> **Records supplied**

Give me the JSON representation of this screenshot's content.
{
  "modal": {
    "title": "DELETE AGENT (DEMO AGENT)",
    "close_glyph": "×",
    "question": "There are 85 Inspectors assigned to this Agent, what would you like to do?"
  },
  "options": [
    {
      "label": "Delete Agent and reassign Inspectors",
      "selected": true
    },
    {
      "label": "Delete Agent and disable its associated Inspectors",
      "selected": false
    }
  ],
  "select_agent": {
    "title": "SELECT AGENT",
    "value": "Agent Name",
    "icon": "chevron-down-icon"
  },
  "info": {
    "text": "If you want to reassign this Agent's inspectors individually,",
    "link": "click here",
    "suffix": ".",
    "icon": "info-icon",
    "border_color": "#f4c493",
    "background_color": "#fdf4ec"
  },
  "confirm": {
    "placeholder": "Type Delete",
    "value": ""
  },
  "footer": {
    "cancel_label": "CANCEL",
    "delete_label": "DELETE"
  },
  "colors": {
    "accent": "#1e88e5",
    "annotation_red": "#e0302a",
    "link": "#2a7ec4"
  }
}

> **Goal of the exercise**
Repeat every entry word for word.

> **Answer to this exercise**
Give me the JSON representation of this screenshot's content.
{
  "modal": {
    "title": "DELETE AGENT (DEMO AGENT)",
    "close_glyph": "×",
    "question": "There are 85 Inspectors assigned to this Agent, what would you like to do?"
  },
  "options": [
    {
      "label": "Delete Agent and reassign Inspectors",
      "selected": true
    },
    {
      "label": "Delete Agent and disable its associated Inspectors",
      "selected": false
    }
  ],
  "select_agent": {
    "title": "SELECT AGENT",
    "value": "Agent Name",
    "icon": "chevron-down-icon"
  },
  "info": {
    "text": "If you want to reassign this Agent's inspectors individually,",
    "link": "click here",
    "suffix": ".",
    "icon": "info-icon",
    "border_color": "#f4c493",
    "background_color": "#fdf4ec"
  },
  "confirm": {
    "placeholder": "Type Delete",
    "value": ""
  },
  "footer": {
    "cancel_label": "CANCEL",
    "delete_label": "DELETE"
  },
  "colors": {
    "accent": "#1e88e5",
    "annotation_red": "#e0302a",
    "link": "#2a7ec4"
  }
}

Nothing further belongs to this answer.